### EXERCISE DETAILS
Print the entire listing. Each line must match the original exactly.
=====
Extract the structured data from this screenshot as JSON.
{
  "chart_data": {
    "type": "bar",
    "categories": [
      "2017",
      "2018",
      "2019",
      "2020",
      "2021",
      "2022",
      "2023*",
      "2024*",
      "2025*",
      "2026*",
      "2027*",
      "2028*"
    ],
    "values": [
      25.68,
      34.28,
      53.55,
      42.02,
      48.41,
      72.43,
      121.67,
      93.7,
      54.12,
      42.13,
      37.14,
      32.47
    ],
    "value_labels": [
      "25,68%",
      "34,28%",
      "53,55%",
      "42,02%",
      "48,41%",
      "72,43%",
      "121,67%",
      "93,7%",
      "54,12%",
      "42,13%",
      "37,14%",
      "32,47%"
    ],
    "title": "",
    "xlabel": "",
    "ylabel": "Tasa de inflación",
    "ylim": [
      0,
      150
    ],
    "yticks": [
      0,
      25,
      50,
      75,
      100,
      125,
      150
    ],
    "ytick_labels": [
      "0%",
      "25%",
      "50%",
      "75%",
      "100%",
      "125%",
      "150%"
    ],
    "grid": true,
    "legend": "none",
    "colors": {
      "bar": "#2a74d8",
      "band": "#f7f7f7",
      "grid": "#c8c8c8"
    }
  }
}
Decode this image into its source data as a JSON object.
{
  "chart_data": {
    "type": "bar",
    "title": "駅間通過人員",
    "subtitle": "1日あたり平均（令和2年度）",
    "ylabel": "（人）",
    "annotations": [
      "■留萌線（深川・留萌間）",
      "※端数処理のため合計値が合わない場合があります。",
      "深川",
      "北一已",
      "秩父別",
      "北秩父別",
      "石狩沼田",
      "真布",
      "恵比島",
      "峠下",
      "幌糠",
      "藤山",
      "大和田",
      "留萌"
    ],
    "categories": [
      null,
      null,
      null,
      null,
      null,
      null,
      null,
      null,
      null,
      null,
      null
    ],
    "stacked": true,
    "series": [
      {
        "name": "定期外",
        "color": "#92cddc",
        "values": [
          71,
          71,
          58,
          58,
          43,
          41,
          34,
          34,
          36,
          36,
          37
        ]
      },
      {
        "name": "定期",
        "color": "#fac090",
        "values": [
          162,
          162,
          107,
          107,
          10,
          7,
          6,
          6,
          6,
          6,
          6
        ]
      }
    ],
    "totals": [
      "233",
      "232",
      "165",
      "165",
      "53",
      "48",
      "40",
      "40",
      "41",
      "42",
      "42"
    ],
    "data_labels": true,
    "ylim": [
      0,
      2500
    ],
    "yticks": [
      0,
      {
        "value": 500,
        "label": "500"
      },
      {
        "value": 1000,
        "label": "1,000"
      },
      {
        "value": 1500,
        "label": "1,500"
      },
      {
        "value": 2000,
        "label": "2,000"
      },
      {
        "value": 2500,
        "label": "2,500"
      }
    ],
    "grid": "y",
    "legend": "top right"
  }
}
=====
### EXERCISE RESPONSE
Extract the structured data from this screenshot as JSON.
{
  "chart_data": {
    "type": "bar",
    "categories": [
      "2017",
      "2018",
      "2019",
      "2020",
      "2021",
      "2022",
      "2023*",
      "2024*",
      "2025*",
      "2026*",
      "2027*",
      "2028*"
    ],
    "values": [
      25.68,
      34.28,
      53.55,
      42.02,
      48.41,
      72.43,
      121.67,
      93.7,
      54.12,
      42.13,
      37.14,
      32.47
    ],
    "value_labels": [
      "25,68%",
      "34,28%",
      "53,55%",
      "42,02%",
      "48,41%",
      "72,43%",
      "121,67%",
      "93,7%",
      "54,12%",
      "42,13%",
      "37,14%",
      "32,47%"
    ],
    "title": "",
    "xlabel": "",
    "ylabel": "Tasa de inflación",
    "ylim": [
      0,
      150
    ],
    "yticks": [
      0,
      25,
      50,
      75,
      100,
      125,
      150
    ],
    "ytick_labels": [
      "0%",
      "25%",
      "50%",
      "75%",
      "100%",
      "125%",
      "150%"
    ],
    "grid": true,
    "legend": "none",
    "colors": {
      "bar": "#2a74d8",
      "band": "#f7f7f7",
      "grid": "#c8c8c8"
    }
  }
}
Decode this image into its source data as a JSON object.
{
  "chart_data": {
    "type": "bar",
    "title": "駅間通過人員",
    "subtitle": "1日あたり平均（令和2年度）",
    "ylabel": "（人）",
    "annotations": [
      "■留萌線（深川・留萌間）",
      "※端数処理のため合計値が合わない場合があります。",
      "深川",
      "北一已",
      "秩父別",
      "北秩父別",
      "石狩沼田",
      "真布",
      "恵比島",
      "峠下",
      "幌糠",
      "藤山",
      "大和田",
      "留萌"
    ],
    "categories": [
      null,
      null,
      null,
      null,
      null,
      null,
      null,
      null,
      null,
      null,
      null
    ],
    "stacked": true,
    "series": [
      {
        "name": "定期外",
        "color": "#92cddc",
        "values": [
          71,
          71,
          58,
          58,
          43,
          41,
          34,
          34,
          36,
          36,
          37
        ]
      },
      {
        "name": "定期",
        "color": "#fac090",
        "values": [
          162,
          162,
          107,
          107,
          10,
          7,
          6,
          6,
          6,
          6,
          6
        ]
      }
    ],
    "totals": [
      "233",
      "232",
      "165",
      "165",
      "53",
      "48",
      "40",
      "40",
      "41",
      "42",
      "42"
    ],
    "data_labels": true,
    "ylim": [
      0,
      2500
    ],
    "yticks": [
      0,
      {
        "value": 500,
        "label": "500"
      },
      {
        "value": 1000,
        "label": "1,000"
      },
      {
        "value": 1500,
        "label": "1,500"
      },
      {
        "value": 2000,
        "label": "2,000"
      },
      {
        "value": 2500,
        "label": "2,500"
      }
    ],
    "grid": "y",
    "legend": "top right"
  }
}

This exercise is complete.